begin Extracted records

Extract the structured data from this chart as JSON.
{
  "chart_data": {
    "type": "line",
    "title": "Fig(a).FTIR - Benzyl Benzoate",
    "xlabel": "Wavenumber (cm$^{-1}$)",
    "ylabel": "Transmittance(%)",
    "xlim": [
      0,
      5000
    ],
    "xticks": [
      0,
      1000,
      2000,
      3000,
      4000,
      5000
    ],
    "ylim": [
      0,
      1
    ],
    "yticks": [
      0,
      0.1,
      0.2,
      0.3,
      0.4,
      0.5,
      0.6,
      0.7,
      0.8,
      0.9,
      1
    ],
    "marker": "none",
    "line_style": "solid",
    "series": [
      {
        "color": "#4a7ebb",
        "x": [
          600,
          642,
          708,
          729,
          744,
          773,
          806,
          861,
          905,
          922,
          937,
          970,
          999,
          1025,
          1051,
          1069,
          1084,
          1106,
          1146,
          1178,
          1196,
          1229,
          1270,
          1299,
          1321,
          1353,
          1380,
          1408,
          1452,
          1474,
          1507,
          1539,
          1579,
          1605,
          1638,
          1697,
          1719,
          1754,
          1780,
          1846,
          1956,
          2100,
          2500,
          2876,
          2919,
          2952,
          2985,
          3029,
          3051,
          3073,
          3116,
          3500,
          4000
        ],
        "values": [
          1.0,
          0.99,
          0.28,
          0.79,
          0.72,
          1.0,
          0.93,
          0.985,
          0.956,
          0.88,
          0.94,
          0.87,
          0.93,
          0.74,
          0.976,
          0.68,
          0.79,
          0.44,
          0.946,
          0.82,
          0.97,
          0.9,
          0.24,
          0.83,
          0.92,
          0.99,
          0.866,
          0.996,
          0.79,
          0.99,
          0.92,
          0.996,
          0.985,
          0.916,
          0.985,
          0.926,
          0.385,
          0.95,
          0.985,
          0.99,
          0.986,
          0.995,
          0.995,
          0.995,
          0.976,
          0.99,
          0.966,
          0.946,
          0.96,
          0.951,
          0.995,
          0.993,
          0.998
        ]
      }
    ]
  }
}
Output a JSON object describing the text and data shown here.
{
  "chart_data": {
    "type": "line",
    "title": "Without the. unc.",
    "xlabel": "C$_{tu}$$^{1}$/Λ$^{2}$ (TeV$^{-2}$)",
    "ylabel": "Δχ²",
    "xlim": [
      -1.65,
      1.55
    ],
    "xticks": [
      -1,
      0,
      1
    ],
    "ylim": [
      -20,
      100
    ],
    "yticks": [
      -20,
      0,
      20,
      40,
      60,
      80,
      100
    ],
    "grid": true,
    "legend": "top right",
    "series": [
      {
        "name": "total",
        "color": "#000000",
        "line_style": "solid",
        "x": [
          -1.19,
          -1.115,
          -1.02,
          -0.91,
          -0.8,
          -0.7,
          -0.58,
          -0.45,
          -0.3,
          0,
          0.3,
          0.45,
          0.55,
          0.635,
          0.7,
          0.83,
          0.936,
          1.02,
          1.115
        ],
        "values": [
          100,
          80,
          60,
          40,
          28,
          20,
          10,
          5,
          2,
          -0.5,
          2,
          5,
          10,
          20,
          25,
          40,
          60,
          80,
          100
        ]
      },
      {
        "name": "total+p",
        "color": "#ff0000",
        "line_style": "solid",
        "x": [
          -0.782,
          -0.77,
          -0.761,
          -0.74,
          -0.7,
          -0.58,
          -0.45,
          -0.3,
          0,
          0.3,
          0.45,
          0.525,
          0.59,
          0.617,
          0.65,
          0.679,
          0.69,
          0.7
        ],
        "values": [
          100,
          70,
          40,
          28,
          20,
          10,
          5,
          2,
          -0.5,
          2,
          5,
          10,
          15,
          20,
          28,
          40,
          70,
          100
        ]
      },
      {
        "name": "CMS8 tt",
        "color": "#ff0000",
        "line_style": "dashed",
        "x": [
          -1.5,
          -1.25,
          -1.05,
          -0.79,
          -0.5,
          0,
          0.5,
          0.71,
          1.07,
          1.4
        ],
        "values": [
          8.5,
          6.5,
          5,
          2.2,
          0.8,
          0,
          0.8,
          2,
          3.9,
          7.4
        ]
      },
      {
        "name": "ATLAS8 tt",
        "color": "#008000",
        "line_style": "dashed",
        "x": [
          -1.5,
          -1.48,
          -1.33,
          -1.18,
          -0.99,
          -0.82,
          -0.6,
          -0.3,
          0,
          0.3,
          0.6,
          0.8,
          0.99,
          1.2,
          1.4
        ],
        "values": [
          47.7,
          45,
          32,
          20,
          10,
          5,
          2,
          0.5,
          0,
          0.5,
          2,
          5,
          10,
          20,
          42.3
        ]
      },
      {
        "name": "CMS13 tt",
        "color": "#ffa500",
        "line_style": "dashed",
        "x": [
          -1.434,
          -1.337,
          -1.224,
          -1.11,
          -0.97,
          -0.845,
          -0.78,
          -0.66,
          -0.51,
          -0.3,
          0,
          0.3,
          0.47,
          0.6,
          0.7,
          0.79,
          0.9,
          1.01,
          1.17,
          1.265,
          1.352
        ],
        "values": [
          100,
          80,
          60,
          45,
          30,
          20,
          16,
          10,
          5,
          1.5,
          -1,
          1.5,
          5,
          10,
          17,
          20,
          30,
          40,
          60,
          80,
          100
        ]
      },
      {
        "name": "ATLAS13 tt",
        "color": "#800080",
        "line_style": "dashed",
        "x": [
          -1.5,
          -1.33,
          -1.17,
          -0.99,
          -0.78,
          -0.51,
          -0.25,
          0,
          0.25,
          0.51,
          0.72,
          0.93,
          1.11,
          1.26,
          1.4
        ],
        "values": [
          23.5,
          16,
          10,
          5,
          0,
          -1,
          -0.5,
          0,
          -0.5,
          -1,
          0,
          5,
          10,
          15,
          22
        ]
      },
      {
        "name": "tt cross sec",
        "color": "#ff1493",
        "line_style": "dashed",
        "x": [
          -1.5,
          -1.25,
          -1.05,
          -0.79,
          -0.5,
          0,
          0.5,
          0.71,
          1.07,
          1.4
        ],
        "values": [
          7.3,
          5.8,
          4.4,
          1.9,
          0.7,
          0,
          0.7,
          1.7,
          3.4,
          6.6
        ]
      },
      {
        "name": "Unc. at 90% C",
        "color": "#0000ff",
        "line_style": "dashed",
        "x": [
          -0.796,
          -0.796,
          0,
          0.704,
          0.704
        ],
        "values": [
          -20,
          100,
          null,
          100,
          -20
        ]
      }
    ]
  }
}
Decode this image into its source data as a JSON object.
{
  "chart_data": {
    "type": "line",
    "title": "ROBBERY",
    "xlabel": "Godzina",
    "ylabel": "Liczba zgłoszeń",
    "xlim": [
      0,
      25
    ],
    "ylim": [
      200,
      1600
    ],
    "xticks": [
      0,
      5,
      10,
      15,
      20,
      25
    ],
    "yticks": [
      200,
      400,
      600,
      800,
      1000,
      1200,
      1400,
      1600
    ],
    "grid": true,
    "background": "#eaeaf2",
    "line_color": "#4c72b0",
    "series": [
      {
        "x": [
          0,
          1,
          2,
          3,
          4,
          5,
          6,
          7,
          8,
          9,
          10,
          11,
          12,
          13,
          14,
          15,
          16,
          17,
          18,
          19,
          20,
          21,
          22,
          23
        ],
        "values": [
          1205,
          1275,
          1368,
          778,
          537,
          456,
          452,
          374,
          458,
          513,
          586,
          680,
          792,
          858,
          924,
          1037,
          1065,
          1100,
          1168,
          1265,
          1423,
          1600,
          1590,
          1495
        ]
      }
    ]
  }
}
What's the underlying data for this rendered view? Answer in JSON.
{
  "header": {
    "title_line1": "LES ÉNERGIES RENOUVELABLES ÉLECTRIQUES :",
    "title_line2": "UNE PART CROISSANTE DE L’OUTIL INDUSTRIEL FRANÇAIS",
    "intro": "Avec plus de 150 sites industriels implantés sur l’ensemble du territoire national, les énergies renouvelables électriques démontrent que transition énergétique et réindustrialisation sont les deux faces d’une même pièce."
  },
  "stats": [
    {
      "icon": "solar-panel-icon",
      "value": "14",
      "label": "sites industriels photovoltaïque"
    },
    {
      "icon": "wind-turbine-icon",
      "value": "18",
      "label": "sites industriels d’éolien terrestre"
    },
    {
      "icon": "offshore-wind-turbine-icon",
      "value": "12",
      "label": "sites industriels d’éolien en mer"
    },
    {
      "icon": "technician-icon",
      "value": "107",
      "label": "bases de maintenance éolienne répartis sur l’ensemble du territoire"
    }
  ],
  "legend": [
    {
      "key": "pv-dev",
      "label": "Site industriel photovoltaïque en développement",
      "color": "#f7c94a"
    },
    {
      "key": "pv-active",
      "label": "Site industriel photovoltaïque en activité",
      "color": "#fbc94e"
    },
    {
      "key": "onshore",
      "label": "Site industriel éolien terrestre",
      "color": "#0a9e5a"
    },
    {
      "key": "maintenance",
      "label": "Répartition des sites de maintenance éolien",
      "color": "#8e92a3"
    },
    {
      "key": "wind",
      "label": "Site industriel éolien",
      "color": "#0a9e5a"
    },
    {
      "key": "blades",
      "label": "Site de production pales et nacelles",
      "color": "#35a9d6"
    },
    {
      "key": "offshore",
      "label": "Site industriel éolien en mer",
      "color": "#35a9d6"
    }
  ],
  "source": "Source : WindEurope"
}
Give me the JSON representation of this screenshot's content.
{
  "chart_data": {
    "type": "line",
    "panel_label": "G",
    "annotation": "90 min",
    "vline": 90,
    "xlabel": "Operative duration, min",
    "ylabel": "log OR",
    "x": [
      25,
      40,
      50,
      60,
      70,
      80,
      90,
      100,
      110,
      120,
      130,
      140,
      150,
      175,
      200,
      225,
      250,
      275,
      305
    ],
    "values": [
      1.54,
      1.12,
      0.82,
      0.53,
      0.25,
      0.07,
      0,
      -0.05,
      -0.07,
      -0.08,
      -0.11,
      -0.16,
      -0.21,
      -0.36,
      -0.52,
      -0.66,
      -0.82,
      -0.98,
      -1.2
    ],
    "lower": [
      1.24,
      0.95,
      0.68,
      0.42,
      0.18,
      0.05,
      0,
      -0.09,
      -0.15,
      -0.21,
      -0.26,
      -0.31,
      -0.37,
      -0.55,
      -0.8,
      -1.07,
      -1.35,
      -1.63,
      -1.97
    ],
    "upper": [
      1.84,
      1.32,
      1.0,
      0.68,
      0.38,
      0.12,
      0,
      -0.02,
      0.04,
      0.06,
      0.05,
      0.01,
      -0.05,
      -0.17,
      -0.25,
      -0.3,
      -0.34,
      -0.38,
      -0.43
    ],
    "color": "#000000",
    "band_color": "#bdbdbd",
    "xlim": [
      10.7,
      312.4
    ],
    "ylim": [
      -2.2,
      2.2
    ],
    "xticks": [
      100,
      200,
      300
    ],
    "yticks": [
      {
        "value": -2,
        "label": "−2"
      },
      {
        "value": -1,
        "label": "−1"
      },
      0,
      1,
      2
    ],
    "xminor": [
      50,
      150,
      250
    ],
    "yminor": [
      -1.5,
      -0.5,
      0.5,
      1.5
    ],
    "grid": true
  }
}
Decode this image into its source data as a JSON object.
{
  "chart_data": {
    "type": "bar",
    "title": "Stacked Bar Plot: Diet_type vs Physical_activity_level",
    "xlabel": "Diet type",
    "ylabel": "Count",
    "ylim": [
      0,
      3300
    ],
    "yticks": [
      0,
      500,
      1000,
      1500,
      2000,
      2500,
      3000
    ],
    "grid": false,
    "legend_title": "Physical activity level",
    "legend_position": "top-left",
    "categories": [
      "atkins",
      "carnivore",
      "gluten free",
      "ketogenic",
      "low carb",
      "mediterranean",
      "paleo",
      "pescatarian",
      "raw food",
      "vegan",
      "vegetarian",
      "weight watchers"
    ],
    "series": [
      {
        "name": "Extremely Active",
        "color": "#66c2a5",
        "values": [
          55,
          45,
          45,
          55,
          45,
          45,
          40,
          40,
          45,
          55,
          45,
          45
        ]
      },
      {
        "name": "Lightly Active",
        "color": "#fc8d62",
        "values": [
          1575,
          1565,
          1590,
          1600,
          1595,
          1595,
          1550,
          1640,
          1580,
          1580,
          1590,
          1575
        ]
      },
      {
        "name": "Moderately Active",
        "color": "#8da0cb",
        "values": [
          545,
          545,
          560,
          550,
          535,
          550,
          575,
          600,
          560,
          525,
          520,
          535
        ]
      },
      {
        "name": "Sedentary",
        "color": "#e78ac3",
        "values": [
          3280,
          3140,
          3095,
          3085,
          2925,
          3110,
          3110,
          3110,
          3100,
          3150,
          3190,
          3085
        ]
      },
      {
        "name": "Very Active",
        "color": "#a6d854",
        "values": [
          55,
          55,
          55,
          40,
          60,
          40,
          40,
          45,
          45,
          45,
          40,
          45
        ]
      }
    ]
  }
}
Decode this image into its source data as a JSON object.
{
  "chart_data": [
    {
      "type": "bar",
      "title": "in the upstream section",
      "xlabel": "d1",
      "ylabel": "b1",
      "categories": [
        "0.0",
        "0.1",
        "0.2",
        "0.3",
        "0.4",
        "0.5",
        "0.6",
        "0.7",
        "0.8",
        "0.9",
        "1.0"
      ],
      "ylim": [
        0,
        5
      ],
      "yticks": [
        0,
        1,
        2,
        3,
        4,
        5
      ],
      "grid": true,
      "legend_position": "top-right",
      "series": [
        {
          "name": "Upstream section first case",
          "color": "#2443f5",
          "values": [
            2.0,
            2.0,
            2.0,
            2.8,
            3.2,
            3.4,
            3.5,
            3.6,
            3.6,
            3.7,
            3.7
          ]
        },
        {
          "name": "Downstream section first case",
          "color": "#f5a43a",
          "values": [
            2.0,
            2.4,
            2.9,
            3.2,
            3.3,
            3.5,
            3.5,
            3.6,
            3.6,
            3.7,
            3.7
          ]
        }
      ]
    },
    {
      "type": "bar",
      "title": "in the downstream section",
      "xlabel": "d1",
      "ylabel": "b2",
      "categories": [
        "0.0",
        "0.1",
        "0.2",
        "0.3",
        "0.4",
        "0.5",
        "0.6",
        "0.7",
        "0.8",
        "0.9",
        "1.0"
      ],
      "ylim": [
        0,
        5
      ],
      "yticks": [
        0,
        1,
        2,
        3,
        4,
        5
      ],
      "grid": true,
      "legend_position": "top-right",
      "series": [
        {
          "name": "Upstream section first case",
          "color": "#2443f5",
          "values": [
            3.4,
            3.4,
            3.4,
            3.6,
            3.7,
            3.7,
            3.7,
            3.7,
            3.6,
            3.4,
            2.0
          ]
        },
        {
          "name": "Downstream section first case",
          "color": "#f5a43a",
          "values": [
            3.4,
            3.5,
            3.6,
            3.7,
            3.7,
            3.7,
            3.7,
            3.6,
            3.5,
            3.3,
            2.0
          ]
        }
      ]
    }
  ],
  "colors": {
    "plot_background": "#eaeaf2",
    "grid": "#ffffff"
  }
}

end Extracted records

* _Problem to work on_
Count every line in the data where the string "photovoltaïque" occurs. Give nothing except the number.

* _Response to this exercise_
3